_SELECTION:_

In response to a number of queries, we explain below where the name of this website comes from.
The Clock Is Still Going gets it’s name from a somewhat odd, but very interesting book called Ireland In Travail, published in 1922. Written by Joice Nankivell, an Australian and her English husband Sydney Loch, it recounts their experience of living in Dublin from Sept. 1920 to June 1921.
On the 25th May, hearing that the Custom House was on fire, Sydney writes:
I turned my steps that way. The wind was high, and there was little hope for the building. I came in good time to the shabby streets, which have an end upon the quays. The stream of smoke was rolling up, filling all one part of the sky. I judged the building must be in its death throes. At last, through a gap in the streets, I saw the Customs House straight before me on the other side of the river, and on the quays on this side all the world had gathered. When I emerged from my dive into the mean streets, I came against a wedge of several thousand people. They were from all parts of the city; but swallowing up all the others were the denizens of this slum quarter. There were women with babies, women without babies, and women who might have had babies with them had the Volunteers delayed their operations for a few weeks. There were urchins with boots and urchins without boots, and half-grown people in their fathers’ coats, and other half-grown people in their mothers’ skirts, and children who would grow up into touts, and other children who would grow up into beggar-women and flower-girls. And here and there, like islands in a sea, were prosperous citizens; high and low all brought to a single level by their curiosity. And, of course, there were Republican Volunteers in the crowd, and perhaps agents of the British secret service.

_DATA PROVIDED:_
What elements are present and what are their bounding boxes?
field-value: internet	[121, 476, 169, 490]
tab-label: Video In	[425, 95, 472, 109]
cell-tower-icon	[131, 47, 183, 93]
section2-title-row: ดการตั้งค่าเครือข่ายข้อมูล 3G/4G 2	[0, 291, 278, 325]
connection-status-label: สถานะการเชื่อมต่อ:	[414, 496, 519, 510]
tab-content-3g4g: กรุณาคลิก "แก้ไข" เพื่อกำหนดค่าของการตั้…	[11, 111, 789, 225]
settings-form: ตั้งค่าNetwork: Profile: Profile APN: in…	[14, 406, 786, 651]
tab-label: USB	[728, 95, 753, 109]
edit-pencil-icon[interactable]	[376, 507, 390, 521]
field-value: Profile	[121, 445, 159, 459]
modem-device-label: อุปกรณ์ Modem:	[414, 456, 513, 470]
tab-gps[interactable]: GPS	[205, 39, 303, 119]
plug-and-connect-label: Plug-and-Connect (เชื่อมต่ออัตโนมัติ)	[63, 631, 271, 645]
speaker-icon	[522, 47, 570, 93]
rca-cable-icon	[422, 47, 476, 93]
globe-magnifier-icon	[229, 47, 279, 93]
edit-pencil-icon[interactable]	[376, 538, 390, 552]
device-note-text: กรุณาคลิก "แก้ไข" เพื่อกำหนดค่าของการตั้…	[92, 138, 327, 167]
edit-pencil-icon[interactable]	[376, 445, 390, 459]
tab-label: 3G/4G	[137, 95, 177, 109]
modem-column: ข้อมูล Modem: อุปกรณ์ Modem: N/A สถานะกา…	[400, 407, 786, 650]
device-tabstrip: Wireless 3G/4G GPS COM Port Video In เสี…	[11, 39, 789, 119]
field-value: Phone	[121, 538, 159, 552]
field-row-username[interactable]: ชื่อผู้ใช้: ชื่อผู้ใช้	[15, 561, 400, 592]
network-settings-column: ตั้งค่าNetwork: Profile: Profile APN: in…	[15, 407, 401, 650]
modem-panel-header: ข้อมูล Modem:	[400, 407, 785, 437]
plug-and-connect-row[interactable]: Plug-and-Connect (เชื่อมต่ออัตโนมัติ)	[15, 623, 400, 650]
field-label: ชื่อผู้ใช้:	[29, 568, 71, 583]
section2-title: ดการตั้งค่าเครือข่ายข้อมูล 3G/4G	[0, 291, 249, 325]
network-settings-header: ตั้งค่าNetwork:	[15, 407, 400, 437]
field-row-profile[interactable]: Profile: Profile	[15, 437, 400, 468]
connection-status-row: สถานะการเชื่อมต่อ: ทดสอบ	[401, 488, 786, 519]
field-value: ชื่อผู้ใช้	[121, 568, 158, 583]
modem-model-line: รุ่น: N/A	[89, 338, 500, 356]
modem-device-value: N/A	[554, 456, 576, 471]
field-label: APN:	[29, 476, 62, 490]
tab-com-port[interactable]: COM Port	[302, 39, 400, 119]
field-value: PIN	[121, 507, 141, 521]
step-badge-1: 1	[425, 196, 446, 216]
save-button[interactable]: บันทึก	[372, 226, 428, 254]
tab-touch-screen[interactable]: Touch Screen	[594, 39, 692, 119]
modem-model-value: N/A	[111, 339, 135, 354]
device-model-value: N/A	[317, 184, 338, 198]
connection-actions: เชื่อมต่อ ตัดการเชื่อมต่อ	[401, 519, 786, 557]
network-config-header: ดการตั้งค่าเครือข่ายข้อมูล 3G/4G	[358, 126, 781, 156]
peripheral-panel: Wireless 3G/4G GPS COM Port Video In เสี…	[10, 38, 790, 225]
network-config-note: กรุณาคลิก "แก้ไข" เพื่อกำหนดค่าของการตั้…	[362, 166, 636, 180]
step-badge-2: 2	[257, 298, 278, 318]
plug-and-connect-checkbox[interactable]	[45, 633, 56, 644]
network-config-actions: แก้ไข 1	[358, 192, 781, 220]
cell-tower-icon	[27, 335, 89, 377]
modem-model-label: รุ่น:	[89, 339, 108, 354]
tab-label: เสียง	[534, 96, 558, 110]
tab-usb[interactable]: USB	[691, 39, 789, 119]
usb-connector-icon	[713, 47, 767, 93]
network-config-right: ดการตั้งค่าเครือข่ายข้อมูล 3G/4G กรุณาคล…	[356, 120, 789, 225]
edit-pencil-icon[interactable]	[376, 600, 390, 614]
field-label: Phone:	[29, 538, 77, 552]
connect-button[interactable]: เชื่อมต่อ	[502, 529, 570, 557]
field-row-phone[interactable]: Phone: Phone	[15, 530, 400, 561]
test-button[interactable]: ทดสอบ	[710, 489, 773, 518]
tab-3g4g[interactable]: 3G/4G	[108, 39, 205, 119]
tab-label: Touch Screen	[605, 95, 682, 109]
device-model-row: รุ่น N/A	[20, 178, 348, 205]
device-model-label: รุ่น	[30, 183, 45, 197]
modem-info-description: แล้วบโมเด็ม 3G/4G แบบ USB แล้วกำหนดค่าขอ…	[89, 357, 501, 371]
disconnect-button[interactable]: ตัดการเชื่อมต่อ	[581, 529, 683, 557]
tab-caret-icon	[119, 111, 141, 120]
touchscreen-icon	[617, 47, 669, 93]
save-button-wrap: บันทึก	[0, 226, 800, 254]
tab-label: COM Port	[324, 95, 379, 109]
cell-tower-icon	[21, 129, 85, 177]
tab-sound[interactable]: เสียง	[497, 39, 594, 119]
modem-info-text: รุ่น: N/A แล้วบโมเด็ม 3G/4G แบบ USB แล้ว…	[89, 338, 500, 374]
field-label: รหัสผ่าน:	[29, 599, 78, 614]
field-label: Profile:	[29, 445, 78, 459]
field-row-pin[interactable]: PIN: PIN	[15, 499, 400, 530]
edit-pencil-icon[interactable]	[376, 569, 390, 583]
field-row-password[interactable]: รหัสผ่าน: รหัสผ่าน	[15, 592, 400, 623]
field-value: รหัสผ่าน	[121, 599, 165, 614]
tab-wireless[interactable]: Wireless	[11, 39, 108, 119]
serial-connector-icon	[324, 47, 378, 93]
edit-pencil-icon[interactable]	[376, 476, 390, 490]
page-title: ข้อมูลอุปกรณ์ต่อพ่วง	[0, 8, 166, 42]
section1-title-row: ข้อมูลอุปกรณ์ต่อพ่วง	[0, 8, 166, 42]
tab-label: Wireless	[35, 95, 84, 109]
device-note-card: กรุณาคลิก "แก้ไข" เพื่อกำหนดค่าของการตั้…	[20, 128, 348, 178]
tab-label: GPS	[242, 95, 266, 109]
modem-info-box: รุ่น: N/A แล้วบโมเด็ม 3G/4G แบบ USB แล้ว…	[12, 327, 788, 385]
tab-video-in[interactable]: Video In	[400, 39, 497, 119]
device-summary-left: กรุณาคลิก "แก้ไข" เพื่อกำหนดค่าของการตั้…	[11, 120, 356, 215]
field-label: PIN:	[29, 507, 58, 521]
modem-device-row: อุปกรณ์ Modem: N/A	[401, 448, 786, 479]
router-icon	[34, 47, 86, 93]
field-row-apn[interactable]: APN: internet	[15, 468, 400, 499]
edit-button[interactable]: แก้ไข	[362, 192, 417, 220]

_WHAT YOU NEED TO DO:_
A. Can you restate word for word the Custom House passage, from "In response to" up to and including "to June 1921."?
B. Can you take the Custom House passage further from the point where it stops?

_ANSWERS:_
A.
In response to a number of queries, we explain below where the name of this website comes from.
The Clock Is Still Going gets it’s name from a somewhat odd, but very interesting book called Ireland In Travail, published in 1922. Written by Joice Nankivell, an Australian and her English husband Sydney Loch, it recounts their experience of living in Dublin from Sept. 1920 to June 1921.

B.
To the man who could bide his time the crowd presented a gap here and a gap there, and I slipped into this place and slipped into that place, and presently had a front row view of what was going forward. The Liffey held us in check. It was a high tide, and the wind sent the wave-tops into the air in spray. A quay was on the farther side, and rising beyond, the lovely building of the Customs House, that morning doomed to death and now in the agony. “Sure, and it’s the clock is still going, God save us,” said a lady on my left.
He goes on to say:
Upon the face of the building firemen were at work, pigmy people of no consequence beside the statue, who nevertheless seemed to be making a last stand like warriors driven to the corners of their country.
For the wind blew steadily, and every now and then sprang upon the great stone building in a squall, and the tops of the waves which held us where we were, would fly off in spray. And the fiery heart of the building would glow and redden and become fiercer, and the firemen would doubly toil at the hose, which looked like the dead body of some great sea-serpent lately come out of the river. Their backs would bend, and it would come after them ever so unwillingly. And other firemen, creeping about the grey face of the building upon their ladders, would peer at the molten heart through some gaping window, and direct tons of water within. And then the wind would sigh and fall again, and the water roaring down upon some outwork of the conflagration would batter it to death; and a new wind springing up would blow like a giant’s bellows upon the quenched sparks, blow a new fury of destruction into them, and they would leap up again.
“Och, it’s a grander sight than the Post Office in Easter week.” ” It is, it is.”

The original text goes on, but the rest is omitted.